### Excerpted records ###

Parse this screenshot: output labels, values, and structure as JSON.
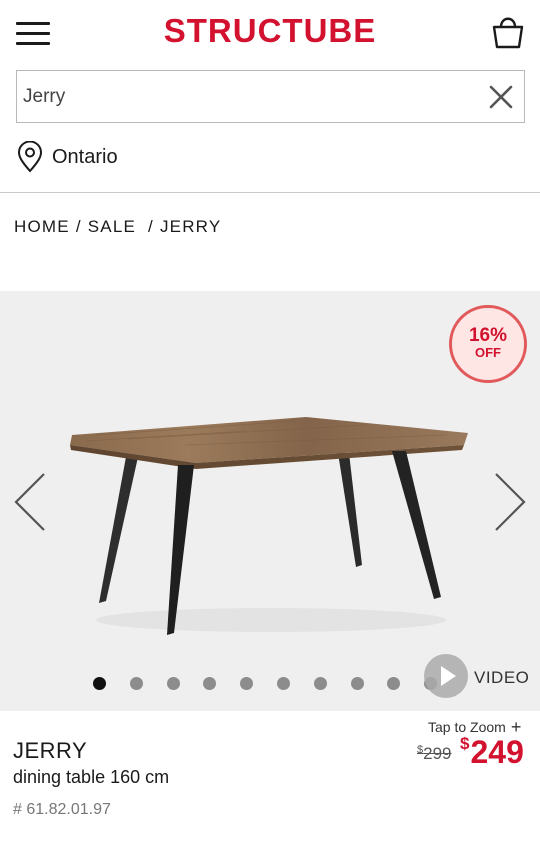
{
  "header": {
    "logo": "STRUCTUBE"
  },
  "search": {
    "value": "Jerry"
  },
  "location": {
    "label": "Ontario"
  },
  "breadcrumb": {
    "home": "HOME",
    "sale": "SALE",
    "current": "JERRY",
    "separator": "/"
  },
  "gallery": {
    "badge_percent": "16%",
    "badge_off": "OFF",
    "dot_count": 10,
    "active_dot": 0,
    "video_label": "VIDEO"
  },
  "product": {
    "zoom_label": "Tap to Zoom",
    "zoom_plus": "+",
    "name": "JERRY",
    "description": "dining table 160 cm",
    "sku": "# 61.82.01.97",
    "old_price_symbol": "$",
    "old_price": "299",
    "new_price_symbol": "$",
    "new_price": "249"
  },
  "colors": {
    "brand_red": "#d2122e",
    "badge_bg": "#fde6e4",
    "gallery_bg": "#efefef"
  },
  "icons": [
    "menu-icon",
    "cart-icon",
    "close-icon",
    "location-pin-icon",
    "chevron-left-icon",
    "chevron-right-icon",
    "play-icon"
  ]
}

###

§ Given exercise: Write out the records above exactly as they appear, leaving out any pictures.

§ Solution to this task:
Parse this screenshot: output labels, values, and structure as JSON.
{
  "header": {
    "logo": "STRUCTUBE"
  },
  "search": {
    "value": "Jerry"
  },
  "location": {
    "label": "Ontario"
  },
  "breadcrumb": {
    "home": "HOME",
    "sale": "SALE",
    "current": "JERRY",
    "separator": "/"
  },
  "gallery": {
    "badge_percent": "16%",
    "badge_off": "OFF",
    "dot_count": 10,
    "active_dot": 0,
    "video_label": "VIDEO"
  },
  "product": {
    "zoom_label": "Tap to Zoom",
    "zoom_plus": "+",
    "name": "JERRY",
    "description": "dining table 160 cm",
    "sku": "# 61.82.01.97",
    "old_price_symbol": "$",
    "old_price": "299",
    "new_price_symbol": "$",
    "new_price": "249"
  },
  "colors": {
    "brand_red": "#d2122e",
    "badge_bg": "#fde6e4",
    "gallery_bg": "#efefef"
  },
  "icons": [
    "menu-icon",
    "cart-icon",
    "close-icon",
    "location-pin-icon",
    "chevron-left-icon",
    "chevron-right-icon",
    "play-icon"
  ]
}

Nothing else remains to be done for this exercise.